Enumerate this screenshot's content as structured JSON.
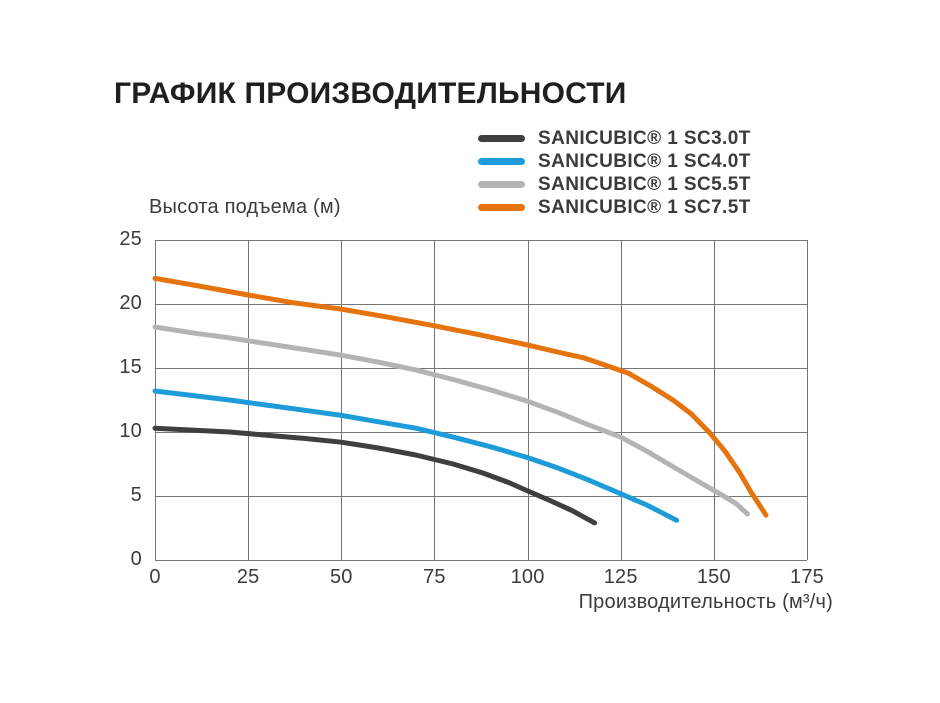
{
  "chart_data": {
    "type": "line",
    "title": "ГРАФИК ПРОИЗВОДИТЕЛЬНОСТИ",
    "xlabel": "Производительность (м³/ч)",
    "ylabel": "Высота подъема (м)",
    "xlim": [
      0,
      175
    ],
    "ylim": [
      0,
      25
    ],
    "x_ticks": [
      0,
      25,
      50,
      75,
      100,
      125,
      150,
      175
    ],
    "y_ticks": [
      0,
      5,
      10,
      15,
      20,
      25
    ],
    "grid": true,
    "grid_color": "#767676",
    "axis_text_color": "#3c3c3c",
    "title_color": "#1f1f1f",
    "legend_position": "top-right",
    "line_width": 5,
    "series": [
      {
        "key": "sc30t",
        "name": "SANICUBIC® 1 SC3.0T",
        "color": "#3f3f3f",
        "points": [
          [
            0,
            10.3
          ],
          [
            10,
            10.15
          ],
          [
            20,
            10.0
          ],
          [
            30,
            9.75
          ],
          [
            40,
            9.5
          ],
          [
            50,
            9.2
          ],
          [
            60,
            8.75
          ],
          [
            70,
            8.2
          ],
          [
            80,
            7.5
          ],
          [
            88,
            6.8
          ],
          [
            95,
            6.05
          ],
          [
            100,
            5.4
          ],
          [
            106,
            4.65
          ],
          [
            112,
            3.85
          ],
          [
            118,
            2.9
          ]
        ]
      },
      {
        "key": "sc40t",
        "name": "SANICUBIC® 1 SC4.0T",
        "color": "#1d9cd9",
        "points": [
          [
            0,
            13.2
          ],
          [
            10,
            12.85
          ],
          [
            20,
            12.5
          ],
          [
            30,
            12.1
          ],
          [
            40,
            11.7
          ],
          [
            50,
            11.3
          ],
          [
            60,
            10.8
          ],
          [
            70,
            10.3
          ],
          [
            80,
            9.6
          ],
          [
            90,
            8.85
          ],
          [
            100,
            8.0
          ],
          [
            108,
            7.2
          ],
          [
            116,
            6.3
          ],
          [
            124,
            5.3
          ],
          [
            132,
            4.3
          ],
          [
            140,
            3.1
          ]
        ]
      },
      {
        "key": "sc55t",
        "name": "SANICUBIC® 1 SC5.5T",
        "color": "#b4b4b4",
        "points": [
          [
            0,
            18.2
          ],
          [
            10,
            17.75
          ],
          [
            20,
            17.35
          ],
          [
            30,
            16.9
          ],
          [
            40,
            16.45
          ],
          [
            50,
            16.0
          ],
          [
            60,
            15.45
          ],
          [
            70,
            14.85
          ],
          [
            80,
            14.1
          ],
          [
            90,
            13.3
          ],
          [
            100,
            12.4
          ],
          [
            108,
            11.55
          ],
          [
            116,
            10.6
          ],
          [
            125,
            9.6
          ],
          [
            132,
            8.5
          ],
          [
            139,
            7.3
          ],
          [
            146,
            6.1
          ],
          [
            152,
            5.1
          ],
          [
            156,
            4.4
          ],
          [
            159,
            3.6
          ]
        ]
      },
      {
        "key": "sc75t",
        "name": "SANICUBIC® 1 SC7.5T",
        "color": "#e6740e",
        "points": [
          [
            0,
            22.0
          ],
          [
            12,
            21.4
          ],
          [
            25,
            20.7
          ],
          [
            37,
            20.1
          ],
          [
            50,
            19.6
          ],
          [
            62,
            19.0
          ],
          [
            75,
            18.3
          ],
          [
            87,
            17.6
          ],
          [
            100,
            16.8
          ],
          [
            108,
            16.25
          ],
          [
            115,
            15.8
          ],
          [
            121,
            15.2
          ],
          [
            127,
            14.6
          ],
          [
            133,
            13.6
          ],
          [
            139,
            12.5
          ],
          [
            144,
            11.4
          ],
          [
            149,
            9.9
          ],
          [
            153,
            8.5
          ],
          [
            157,
            6.8
          ],
          [
            160,
            5.3
          ],
          [
            162,
            4.4
          ],
          [
            164,
            3.5
          ]
        ]
      }
    ]
  }
}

──────────

> [Goal]: Reproduce each line of the material containing the word "name".

> [Response]:
        "name": "SANICUBIC® 1 SC3.0T",
        "name": "SANICUBIC® 1 SC4.0T",
        "name": "SANICUBIC® 1 SC5.5T",
        "name": "SANICUBIC® 1 SC7.5T",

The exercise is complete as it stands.